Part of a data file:
*****
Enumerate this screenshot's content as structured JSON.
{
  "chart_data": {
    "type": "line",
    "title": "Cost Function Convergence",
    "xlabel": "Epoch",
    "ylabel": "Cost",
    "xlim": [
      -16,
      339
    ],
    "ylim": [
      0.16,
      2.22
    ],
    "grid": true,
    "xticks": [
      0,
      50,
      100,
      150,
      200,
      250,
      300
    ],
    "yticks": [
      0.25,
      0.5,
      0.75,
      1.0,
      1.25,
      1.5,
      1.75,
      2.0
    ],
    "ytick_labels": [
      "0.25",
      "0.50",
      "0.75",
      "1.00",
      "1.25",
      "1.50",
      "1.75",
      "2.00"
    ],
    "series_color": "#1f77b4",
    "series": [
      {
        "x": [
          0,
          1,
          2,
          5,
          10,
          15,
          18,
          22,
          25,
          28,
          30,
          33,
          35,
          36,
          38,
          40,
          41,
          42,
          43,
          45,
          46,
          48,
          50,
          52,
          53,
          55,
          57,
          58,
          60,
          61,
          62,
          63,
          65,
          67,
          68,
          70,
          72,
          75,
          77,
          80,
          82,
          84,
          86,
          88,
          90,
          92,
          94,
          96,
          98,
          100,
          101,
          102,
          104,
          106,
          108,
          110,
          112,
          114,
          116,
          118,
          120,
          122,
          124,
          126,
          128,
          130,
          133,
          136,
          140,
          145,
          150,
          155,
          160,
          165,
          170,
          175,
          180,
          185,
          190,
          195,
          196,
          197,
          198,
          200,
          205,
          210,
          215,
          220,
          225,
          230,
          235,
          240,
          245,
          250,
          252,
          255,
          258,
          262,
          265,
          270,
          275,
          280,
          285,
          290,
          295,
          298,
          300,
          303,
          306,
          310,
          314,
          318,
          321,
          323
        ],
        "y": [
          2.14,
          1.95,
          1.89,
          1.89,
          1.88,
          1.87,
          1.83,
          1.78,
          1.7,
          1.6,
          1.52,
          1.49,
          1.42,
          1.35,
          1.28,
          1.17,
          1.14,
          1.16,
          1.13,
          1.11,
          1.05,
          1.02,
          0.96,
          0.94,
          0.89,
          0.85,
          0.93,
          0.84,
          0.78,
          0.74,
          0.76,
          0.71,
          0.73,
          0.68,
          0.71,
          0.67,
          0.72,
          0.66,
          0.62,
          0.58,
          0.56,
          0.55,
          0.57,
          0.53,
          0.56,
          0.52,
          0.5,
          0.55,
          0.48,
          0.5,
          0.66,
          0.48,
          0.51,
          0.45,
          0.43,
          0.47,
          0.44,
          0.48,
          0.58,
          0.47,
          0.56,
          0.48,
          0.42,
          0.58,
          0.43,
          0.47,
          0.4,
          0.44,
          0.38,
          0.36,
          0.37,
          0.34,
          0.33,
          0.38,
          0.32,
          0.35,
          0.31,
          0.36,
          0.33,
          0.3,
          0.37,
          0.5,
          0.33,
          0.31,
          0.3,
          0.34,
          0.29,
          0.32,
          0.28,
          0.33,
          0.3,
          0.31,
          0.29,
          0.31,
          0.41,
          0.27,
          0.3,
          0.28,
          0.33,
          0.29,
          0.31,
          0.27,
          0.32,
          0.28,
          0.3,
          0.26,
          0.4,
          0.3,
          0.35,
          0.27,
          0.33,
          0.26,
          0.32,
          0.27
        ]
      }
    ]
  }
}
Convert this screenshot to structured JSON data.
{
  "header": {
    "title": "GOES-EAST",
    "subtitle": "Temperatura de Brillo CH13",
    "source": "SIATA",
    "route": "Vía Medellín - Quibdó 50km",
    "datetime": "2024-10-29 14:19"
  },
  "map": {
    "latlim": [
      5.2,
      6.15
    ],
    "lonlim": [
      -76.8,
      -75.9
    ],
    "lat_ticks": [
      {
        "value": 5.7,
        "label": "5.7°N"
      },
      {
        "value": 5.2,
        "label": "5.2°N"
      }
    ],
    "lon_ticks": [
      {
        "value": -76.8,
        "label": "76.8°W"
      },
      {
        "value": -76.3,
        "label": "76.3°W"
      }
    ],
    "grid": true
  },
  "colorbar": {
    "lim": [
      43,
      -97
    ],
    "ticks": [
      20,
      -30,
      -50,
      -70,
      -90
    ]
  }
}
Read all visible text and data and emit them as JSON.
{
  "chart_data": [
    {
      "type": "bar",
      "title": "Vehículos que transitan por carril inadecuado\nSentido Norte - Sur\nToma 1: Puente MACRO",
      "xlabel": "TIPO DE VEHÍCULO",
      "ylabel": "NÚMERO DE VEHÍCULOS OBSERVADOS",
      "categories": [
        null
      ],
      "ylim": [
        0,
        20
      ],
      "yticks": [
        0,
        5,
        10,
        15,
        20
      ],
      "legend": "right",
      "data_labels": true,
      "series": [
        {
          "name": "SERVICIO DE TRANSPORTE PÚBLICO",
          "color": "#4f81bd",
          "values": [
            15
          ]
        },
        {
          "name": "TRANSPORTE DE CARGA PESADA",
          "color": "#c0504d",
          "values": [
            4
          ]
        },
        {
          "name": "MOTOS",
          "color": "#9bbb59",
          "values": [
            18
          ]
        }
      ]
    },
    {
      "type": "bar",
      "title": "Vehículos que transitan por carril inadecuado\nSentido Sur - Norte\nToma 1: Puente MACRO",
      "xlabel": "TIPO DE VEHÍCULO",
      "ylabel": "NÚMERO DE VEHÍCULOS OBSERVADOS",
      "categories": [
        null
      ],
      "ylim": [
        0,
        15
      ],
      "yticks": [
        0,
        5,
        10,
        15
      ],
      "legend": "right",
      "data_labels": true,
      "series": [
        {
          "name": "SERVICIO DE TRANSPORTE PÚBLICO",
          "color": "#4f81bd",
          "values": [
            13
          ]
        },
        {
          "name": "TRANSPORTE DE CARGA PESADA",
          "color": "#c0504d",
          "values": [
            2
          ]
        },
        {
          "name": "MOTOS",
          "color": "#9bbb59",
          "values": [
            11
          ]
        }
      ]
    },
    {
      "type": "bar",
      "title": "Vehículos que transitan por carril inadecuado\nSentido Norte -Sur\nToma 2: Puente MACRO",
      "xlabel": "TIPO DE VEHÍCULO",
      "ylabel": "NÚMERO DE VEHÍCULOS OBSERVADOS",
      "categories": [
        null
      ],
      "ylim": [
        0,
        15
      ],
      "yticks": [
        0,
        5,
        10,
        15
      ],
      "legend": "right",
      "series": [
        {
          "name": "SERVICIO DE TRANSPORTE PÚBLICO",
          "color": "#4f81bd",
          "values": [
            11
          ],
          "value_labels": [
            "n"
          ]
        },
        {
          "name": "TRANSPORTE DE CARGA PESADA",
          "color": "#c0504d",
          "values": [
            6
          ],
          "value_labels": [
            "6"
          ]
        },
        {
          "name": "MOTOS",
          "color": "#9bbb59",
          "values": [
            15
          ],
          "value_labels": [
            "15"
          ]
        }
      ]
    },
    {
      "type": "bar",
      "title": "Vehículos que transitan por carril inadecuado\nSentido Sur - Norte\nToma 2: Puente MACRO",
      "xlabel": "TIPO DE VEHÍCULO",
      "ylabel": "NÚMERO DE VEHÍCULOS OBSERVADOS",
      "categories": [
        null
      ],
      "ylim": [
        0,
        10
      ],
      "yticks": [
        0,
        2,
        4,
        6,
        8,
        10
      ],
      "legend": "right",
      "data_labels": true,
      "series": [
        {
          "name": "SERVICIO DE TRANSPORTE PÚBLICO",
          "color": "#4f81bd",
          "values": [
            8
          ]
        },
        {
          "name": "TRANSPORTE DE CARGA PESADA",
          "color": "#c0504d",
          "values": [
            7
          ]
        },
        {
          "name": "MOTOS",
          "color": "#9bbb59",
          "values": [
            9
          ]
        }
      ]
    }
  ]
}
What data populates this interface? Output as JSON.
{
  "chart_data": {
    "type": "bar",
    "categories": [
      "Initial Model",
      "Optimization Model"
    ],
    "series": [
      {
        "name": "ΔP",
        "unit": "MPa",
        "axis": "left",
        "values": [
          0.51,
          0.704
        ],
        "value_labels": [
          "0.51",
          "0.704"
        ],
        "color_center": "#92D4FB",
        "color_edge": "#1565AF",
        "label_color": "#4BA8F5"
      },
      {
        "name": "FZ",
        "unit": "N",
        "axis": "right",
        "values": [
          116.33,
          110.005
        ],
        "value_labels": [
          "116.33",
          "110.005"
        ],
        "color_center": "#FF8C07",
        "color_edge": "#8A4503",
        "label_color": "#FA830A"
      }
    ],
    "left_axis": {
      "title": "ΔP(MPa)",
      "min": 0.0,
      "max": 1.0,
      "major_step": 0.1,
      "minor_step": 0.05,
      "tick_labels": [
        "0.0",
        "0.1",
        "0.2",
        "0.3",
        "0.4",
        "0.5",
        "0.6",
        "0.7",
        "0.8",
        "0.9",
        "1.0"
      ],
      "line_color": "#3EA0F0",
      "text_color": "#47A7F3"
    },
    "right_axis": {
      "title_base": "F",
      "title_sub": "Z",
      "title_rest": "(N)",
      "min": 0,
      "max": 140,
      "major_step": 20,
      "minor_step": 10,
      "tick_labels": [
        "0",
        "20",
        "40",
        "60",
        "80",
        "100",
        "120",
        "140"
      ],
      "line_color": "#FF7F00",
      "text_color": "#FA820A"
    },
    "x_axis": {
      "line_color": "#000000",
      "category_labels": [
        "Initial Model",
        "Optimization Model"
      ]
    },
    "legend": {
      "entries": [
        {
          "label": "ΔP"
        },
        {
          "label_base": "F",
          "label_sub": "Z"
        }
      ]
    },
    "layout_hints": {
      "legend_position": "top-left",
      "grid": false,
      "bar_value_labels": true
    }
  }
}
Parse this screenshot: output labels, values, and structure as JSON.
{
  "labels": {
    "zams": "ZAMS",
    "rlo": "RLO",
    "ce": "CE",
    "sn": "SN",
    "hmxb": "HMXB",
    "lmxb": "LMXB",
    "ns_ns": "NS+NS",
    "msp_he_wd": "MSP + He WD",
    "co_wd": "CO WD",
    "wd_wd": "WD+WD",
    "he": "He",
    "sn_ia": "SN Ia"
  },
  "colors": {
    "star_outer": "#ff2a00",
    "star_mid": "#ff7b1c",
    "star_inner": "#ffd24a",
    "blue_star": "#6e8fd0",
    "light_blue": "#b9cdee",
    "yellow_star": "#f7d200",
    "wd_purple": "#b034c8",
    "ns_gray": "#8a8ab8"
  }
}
*****
Your task is to return, exactly and on their own, the lines from the one containing "Parse this screenshot: output" through the last line of the listing.

Parse this screenshot: output labels, values, and structure as JSON.
{
  "labels": {
    "zams": "ZAMS",
    "rlo": "RLO",
    "ce": "CE",
    "sn": "SN",
    "hmxb": "HMXB",
    "lmxb": "LMXB",
    "ns_ns": "NS+NS",
    "msp_he_wd": "MSP + He WD",
    "co_wd": "CO WD",
    "wd_wd": "WD+WD",
    "he": "He",
    "sn_ia": "SN Ia"
  },
  "colors": {
    "star_outer": "#ff2a00",
    "star_mid": "#ff7b1c",
    "star_inner": "#ffd24a",
    "blue_star": "#6e8fd0",
    "light_blue": "#b9cdee",
    "yellow_star": "#f7d200",
    "wd_purple": "#b034c8",
    "ns_gray": "#8a8ab8"
  }
}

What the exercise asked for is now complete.